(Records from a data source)
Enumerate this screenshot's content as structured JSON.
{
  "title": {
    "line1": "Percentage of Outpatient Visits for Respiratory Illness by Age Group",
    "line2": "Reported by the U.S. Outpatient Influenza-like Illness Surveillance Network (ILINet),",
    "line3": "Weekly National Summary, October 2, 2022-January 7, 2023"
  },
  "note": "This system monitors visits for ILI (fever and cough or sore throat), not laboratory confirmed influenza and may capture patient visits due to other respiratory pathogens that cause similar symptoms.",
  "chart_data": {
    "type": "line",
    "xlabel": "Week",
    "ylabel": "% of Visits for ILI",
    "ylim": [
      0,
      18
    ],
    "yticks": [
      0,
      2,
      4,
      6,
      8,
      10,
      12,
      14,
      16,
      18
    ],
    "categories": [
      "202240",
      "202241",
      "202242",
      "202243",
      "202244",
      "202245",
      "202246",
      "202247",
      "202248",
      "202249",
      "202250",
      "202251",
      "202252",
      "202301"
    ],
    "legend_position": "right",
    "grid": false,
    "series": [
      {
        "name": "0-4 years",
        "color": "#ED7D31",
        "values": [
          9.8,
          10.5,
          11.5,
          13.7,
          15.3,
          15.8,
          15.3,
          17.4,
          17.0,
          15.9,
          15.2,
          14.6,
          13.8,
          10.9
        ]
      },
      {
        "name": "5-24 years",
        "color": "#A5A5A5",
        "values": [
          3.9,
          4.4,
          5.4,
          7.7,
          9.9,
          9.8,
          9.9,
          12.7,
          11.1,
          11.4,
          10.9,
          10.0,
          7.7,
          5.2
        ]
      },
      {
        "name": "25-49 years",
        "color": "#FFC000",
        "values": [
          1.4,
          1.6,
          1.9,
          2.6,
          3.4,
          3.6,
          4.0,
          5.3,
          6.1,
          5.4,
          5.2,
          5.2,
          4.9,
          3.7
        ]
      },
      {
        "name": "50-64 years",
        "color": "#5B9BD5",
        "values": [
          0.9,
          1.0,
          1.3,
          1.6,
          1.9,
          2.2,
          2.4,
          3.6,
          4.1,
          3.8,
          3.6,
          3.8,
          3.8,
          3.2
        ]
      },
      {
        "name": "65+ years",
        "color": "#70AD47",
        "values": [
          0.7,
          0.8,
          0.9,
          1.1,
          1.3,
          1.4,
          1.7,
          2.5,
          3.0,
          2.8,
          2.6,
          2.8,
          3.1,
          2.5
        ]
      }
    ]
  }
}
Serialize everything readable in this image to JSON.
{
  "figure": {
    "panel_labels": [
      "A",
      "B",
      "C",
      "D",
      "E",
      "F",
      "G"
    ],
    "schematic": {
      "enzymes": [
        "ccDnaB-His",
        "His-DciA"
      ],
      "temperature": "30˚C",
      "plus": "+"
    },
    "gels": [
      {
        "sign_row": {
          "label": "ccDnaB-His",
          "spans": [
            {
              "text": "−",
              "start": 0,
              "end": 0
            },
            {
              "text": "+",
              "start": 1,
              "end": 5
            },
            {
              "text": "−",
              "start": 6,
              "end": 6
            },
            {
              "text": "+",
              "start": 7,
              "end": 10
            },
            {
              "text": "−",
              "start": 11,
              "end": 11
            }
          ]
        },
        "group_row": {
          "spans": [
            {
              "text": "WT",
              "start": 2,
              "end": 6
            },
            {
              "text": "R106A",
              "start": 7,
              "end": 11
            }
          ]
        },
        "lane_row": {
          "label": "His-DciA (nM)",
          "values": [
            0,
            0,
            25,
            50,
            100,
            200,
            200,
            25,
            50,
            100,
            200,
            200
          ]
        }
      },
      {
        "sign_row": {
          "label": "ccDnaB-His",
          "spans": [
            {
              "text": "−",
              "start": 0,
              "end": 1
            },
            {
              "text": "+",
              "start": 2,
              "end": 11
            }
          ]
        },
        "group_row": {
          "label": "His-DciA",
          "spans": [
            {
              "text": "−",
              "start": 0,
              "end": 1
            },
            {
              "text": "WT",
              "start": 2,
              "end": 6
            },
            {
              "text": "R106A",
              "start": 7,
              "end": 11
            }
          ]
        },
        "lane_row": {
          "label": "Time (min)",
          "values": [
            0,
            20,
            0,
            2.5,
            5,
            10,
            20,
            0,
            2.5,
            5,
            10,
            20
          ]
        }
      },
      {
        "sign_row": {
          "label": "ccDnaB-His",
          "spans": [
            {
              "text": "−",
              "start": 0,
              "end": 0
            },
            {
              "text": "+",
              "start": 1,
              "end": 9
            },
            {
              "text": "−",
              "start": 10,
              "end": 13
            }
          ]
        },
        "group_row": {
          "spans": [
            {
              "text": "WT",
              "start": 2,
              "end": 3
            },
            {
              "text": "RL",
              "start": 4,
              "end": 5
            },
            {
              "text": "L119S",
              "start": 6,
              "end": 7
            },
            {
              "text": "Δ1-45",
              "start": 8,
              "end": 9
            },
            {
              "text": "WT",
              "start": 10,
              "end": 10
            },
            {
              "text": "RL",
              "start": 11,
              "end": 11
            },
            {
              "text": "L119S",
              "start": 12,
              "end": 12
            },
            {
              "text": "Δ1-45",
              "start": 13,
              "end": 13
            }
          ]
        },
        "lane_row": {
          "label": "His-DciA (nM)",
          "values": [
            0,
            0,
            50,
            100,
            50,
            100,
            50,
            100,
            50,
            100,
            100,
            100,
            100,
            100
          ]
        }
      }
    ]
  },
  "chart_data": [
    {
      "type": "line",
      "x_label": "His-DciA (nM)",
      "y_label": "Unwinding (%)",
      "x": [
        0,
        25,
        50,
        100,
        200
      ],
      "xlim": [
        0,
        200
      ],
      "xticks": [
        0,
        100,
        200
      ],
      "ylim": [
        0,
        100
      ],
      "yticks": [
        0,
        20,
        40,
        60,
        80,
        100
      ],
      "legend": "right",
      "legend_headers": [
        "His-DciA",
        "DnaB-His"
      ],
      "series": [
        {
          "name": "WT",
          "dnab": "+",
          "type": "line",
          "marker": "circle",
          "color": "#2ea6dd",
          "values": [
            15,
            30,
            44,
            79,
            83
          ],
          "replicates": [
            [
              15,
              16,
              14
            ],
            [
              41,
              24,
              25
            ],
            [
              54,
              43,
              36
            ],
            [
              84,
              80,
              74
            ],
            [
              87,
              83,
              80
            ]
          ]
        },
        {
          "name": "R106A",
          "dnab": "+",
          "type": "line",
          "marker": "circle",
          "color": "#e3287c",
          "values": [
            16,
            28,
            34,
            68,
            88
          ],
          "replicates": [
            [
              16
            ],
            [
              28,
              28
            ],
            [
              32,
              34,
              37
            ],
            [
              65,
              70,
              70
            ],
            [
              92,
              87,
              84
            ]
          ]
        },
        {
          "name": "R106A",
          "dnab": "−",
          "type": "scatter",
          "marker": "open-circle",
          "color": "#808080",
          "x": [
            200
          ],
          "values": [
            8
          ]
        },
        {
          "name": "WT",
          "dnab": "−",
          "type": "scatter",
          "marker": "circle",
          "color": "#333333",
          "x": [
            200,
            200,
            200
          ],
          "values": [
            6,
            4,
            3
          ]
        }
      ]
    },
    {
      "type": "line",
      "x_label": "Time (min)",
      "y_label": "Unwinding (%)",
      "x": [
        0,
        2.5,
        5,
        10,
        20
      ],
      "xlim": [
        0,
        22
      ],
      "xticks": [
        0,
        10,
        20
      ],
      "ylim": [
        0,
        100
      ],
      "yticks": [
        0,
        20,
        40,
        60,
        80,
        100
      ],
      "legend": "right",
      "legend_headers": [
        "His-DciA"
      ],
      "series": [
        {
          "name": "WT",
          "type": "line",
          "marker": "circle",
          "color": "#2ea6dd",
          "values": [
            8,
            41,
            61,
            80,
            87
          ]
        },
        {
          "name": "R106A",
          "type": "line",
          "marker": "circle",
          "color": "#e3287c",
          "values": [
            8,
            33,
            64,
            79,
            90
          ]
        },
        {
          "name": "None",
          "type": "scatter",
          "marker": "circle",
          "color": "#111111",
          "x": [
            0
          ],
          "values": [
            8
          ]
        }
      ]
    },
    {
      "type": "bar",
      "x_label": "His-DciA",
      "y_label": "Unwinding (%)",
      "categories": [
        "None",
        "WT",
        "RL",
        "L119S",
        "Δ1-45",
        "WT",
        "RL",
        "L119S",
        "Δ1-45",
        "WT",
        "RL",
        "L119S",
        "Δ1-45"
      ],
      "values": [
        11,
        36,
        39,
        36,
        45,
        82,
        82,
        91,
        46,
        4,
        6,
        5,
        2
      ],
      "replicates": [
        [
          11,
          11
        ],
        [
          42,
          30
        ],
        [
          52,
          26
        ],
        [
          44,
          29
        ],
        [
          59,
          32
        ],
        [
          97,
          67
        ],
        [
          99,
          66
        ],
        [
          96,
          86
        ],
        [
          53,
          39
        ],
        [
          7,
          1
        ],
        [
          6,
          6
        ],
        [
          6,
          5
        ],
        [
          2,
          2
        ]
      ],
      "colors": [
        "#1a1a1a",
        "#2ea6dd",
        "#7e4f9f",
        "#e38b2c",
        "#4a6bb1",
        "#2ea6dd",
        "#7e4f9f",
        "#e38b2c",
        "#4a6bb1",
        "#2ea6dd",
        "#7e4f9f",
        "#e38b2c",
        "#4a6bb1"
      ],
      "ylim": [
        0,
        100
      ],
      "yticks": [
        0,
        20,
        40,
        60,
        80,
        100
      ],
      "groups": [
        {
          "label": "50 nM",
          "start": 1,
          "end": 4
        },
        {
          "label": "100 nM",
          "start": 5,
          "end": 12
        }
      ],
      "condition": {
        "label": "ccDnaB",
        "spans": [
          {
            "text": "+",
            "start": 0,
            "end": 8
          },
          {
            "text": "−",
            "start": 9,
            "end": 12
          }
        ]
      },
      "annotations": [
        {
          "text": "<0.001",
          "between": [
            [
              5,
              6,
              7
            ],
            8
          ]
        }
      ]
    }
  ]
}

What is expected
Above are the records; report each line in them that includes the word "Illness".

Solution below
    "line1": "Percentage of Outpatient Visits for Respiratory Illness by Age Group",
    "line2": "Reported by the U.S. Outpatient Influenza-like Illness Surveillance Network (ILINet),",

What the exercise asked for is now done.